# Data shown
---*---

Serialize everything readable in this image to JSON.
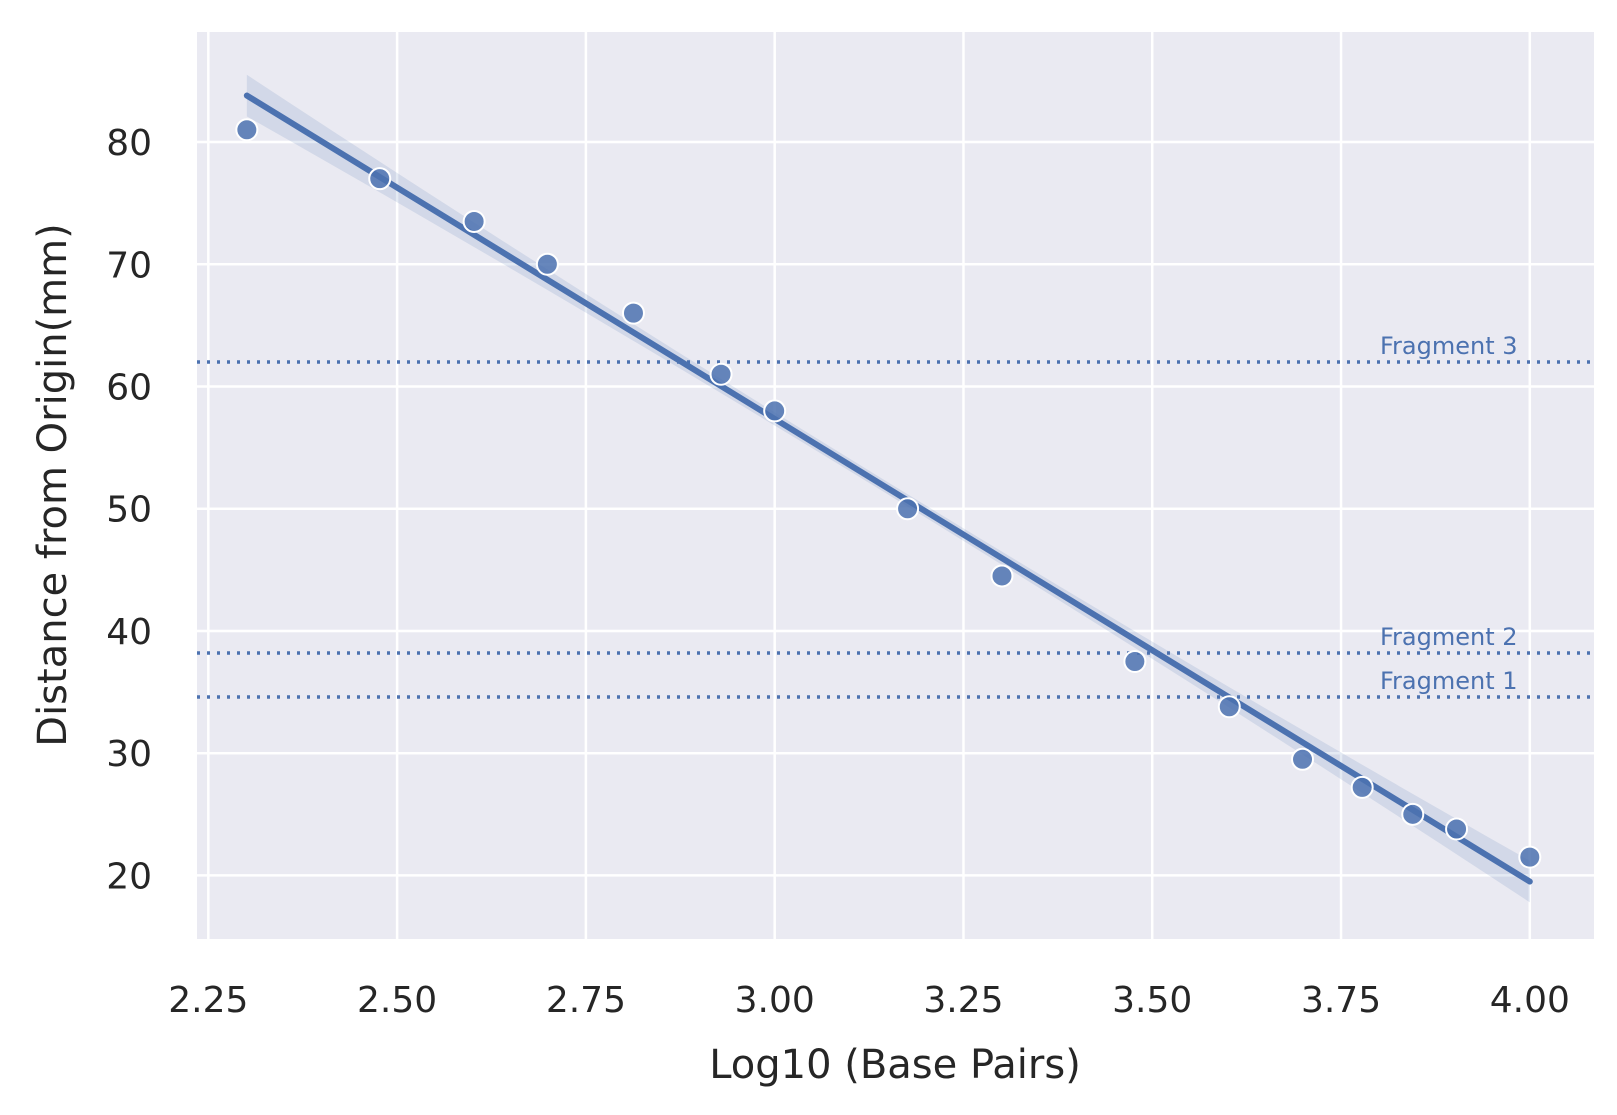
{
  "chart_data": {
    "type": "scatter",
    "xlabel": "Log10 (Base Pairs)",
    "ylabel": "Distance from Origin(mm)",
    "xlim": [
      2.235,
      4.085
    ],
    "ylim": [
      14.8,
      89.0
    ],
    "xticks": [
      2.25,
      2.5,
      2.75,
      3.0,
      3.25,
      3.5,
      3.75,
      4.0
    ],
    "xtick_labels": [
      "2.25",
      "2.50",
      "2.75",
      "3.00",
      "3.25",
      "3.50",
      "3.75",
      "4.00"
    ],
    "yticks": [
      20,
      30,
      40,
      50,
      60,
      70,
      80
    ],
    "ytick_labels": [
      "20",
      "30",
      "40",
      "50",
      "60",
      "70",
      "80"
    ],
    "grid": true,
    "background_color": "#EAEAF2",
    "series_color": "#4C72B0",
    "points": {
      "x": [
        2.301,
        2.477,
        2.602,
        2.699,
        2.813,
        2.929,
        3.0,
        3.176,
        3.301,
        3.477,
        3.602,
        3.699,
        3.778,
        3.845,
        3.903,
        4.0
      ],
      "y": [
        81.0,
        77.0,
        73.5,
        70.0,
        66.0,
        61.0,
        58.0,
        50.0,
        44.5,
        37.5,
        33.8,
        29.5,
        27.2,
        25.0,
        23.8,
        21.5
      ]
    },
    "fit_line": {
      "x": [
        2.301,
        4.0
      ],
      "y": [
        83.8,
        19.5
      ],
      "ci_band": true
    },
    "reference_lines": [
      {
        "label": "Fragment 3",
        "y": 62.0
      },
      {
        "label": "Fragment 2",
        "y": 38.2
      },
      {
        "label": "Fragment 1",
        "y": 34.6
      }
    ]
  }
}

---*---

# What needs to be done
Of the lines in the data above, how many contain the word "Fragment"? Give only that figure.

# Reply
3